Copy every entry exactly as given, minus the images.

[Start]

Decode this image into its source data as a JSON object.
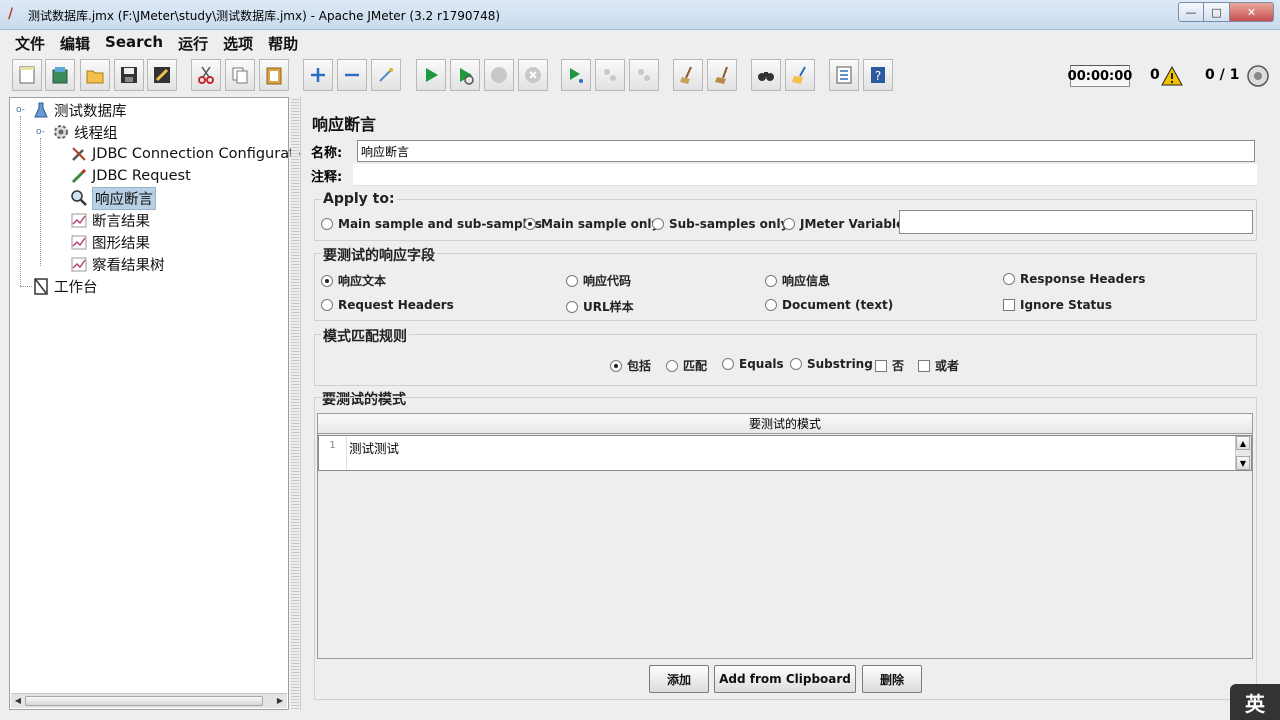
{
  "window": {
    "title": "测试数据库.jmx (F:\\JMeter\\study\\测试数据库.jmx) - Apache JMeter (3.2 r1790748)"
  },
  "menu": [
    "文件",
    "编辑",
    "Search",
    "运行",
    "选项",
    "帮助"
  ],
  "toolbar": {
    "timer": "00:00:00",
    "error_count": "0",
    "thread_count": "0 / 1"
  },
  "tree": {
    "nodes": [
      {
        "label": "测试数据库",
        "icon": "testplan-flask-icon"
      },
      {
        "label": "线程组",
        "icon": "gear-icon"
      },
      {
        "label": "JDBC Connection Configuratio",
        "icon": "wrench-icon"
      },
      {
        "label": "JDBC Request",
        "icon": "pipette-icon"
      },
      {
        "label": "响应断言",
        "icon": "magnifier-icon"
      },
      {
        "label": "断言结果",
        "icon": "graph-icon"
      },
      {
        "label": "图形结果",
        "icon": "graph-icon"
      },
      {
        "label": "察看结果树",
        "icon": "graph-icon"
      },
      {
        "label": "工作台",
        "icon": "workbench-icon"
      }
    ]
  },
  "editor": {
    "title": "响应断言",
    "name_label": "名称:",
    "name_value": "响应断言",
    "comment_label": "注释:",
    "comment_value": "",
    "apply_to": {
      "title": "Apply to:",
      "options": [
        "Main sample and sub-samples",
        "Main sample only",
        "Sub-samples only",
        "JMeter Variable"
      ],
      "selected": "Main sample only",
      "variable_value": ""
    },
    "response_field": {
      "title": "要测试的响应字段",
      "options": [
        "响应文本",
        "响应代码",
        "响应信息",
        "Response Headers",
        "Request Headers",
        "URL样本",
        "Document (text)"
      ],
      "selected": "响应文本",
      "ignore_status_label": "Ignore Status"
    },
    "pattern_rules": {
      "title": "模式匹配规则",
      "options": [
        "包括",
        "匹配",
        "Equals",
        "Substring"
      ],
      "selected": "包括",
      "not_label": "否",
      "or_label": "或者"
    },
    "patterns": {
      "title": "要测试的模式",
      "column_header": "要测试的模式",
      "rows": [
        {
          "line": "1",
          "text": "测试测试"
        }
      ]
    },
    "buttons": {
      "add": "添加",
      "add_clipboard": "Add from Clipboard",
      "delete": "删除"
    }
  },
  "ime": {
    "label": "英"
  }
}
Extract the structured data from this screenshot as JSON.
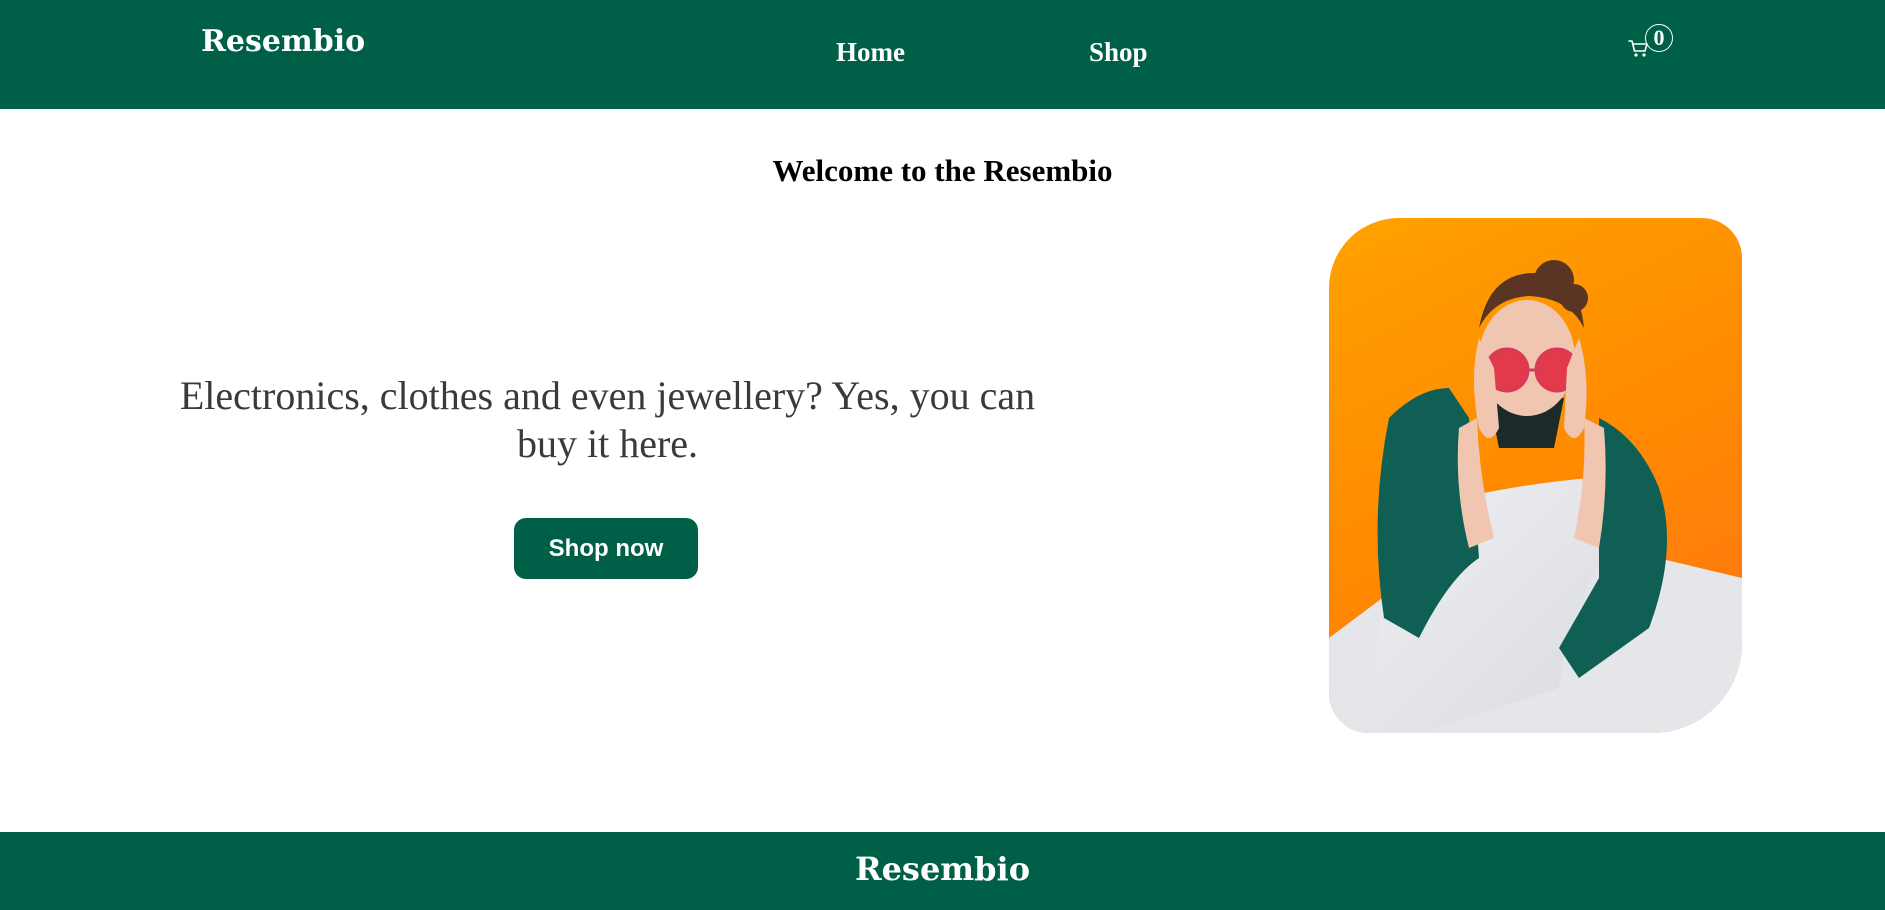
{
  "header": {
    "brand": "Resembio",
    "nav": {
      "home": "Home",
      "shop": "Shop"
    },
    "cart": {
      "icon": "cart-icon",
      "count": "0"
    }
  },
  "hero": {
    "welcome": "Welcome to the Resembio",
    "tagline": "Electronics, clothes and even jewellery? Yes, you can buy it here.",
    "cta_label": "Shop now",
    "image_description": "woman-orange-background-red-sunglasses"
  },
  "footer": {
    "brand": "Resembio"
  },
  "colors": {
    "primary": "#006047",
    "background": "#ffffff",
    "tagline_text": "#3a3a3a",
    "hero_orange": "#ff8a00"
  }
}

[End]

FINAL RESULT:
Decode this image into its source data as a JSON object.
{
  "window": {
    "title": "测试数据库.jmx (F:\\JMeter\\study\\测试数据库.jmx) - Apache JMeter (3.2 r1790748)"
  },
  "menu": [
    "文件",
    "编辑",
    "Search",
    "运行",
    "选项",
    "帮助"
  ],
  "toolbar": {
    "timer": "00:00:00",
    "error_count": "0",
    "thread_count": "0 / 1"
  },
  "tree": {
    "nodes": [
      {
        "label": "测试数据库",
        "icon": "testplan-flask-icon"
      },
      {
        "label": "线程组",
        "icon": "gear-icon"
      },
      {
        "label": "JDBC Connection Configuratio",
        "icon": "wrench-icon"
      },
      {
        "label": "JDBC Request",
        "icon": "pipette-icon"
      },
      {
        "label": "响应断言",
        "icon": "magnifier-icon"
      },
      {
        "label": "断言结果",
        "icon": "graph-icon"
      },
      {
        "label": "图形结果",
        "icon": "graph-icon"
      },
      {
        "label": "察看结果树",
        "icon": "graph-icon"
      },
      {
        "label": "工作台",
        "icon": "workbench-icon"
      }
    ]
  },
  "editor": {
    "title": "响应断言",
    "name_label": "名称:",
    "name_value": "响应断言",
    "comment_label": "注释:",
    "comment_value": "",
    "apply_to": {
      "title": "Apply to:",
      "options": [
        "Main sample and sub-samples",
        "Main sample only",
        "Sub-samples only",
        "JMeter Variable"
      ],
      "selected": "Main sample only",
      "variable_value": ""
    },
    "response_field": {
      "title": "要测试的响应字段",
      "options": [
        "响应文本",
        "响应代码",
        "响应信息",
        "Response Headers",
        "Request Headers",
        "URL样本",
        "Document (text)"
      ],
      "selected": "响应文本",
      "ignore_status_label": "Ignore Status"
    },
    "pattern_rules": {
      "title": "模式匹配规则",
      "options": [
        "包括",
        "匹配",
        "Equals",
        "Substring"
      ],
      "selected": "包括",
      "not_label": "否",
      "or_label": "或者"
    },
    "patterns": {
      "title": "要测试的模式",
      "column_header": "要测试的模式",
      "rows": [
        {
          "line": "1",
          "text": "测试测试"
        }
      ]
    },
    "buttons": {
      "add": "添加",
      "add_clipboard": "Add from Clipboard",
      "delete": "删除"
    }
  },
  "ime": {
    "label": "英"
  }
}
Extract the structured data from this screenshot as JSON.
{
  "header": {
    "brand": "Resembio",
    "nav": {
      "home": "Home",
      "shop": "Shop"
    },
    "cart": {
      "icon": "cart-icon",
      "count": "0"
    }
  },
  "hero": {
    "welcome": "Welcome to the Resembio",
    "tagline": "Electronics, clothes and even jewellery? Yes, you can buy it here.",
    "cta_label": "Shop now",
    "image_description": "woman-orange-background-red-sunglasses"
  },
  "footer": {
    "brand": "Resembio"
  },
  "colors": {
    "primary": "#006047",
    "background": "#ffffff",
    "tagline_text": "#3a3a3a",
    "hero_orange": "#ff8a00"
  }
}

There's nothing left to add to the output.